In the items below, count the lines that contain the string "caption". Reply with the number alone.

Start of Exercise input

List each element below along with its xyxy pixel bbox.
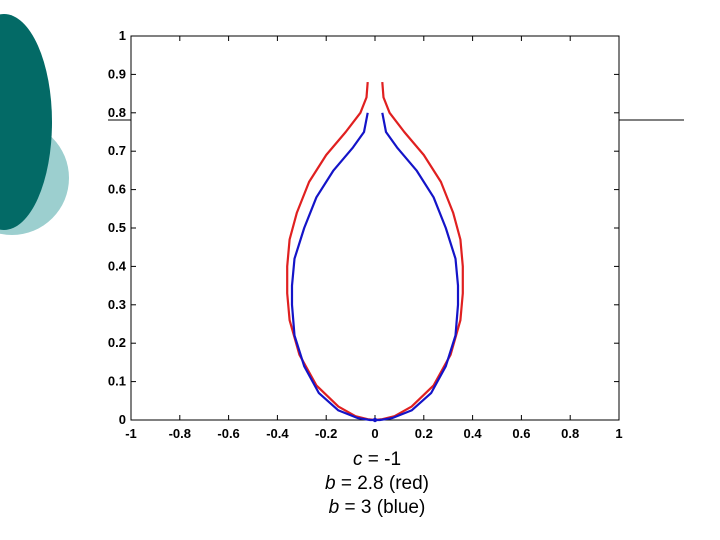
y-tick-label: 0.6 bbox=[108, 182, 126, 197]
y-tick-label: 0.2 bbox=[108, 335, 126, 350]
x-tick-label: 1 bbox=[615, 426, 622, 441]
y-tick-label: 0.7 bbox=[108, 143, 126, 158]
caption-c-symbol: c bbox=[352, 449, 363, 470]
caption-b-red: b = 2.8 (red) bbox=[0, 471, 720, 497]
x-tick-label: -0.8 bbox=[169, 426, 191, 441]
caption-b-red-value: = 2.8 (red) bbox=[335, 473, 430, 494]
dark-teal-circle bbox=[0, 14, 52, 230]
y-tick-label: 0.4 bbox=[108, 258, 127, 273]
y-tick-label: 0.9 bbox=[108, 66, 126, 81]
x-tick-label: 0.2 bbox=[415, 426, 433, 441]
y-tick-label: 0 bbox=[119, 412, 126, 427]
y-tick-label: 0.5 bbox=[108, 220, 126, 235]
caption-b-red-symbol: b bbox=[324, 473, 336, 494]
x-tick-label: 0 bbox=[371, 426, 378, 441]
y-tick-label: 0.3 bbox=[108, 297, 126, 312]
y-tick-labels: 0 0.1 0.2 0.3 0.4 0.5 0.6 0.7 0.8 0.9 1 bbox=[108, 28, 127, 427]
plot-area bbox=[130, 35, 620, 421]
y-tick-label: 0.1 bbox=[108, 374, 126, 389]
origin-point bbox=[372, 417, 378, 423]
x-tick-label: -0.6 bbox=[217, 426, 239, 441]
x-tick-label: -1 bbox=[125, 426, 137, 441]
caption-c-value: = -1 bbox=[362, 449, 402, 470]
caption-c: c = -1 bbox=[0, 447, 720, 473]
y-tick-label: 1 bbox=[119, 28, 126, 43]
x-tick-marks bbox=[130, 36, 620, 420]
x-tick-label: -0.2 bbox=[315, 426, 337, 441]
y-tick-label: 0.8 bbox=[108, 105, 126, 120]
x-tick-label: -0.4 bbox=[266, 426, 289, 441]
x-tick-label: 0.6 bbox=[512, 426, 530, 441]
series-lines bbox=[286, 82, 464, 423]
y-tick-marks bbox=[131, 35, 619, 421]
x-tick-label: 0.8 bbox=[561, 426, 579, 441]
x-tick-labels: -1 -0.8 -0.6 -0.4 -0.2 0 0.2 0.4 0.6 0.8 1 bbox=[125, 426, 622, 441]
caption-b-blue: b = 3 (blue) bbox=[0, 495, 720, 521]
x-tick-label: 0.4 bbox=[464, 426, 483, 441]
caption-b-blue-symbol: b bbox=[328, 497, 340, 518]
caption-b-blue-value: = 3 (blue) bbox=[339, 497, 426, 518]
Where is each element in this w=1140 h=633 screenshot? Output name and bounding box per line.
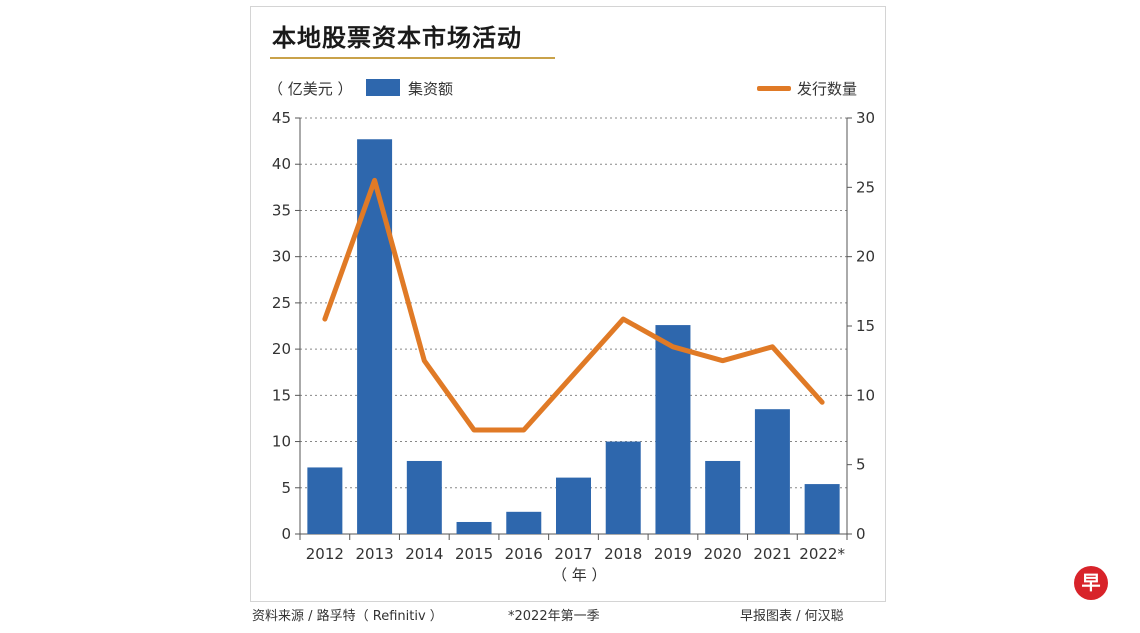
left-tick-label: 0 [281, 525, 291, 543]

End of Exercise input

Result — 9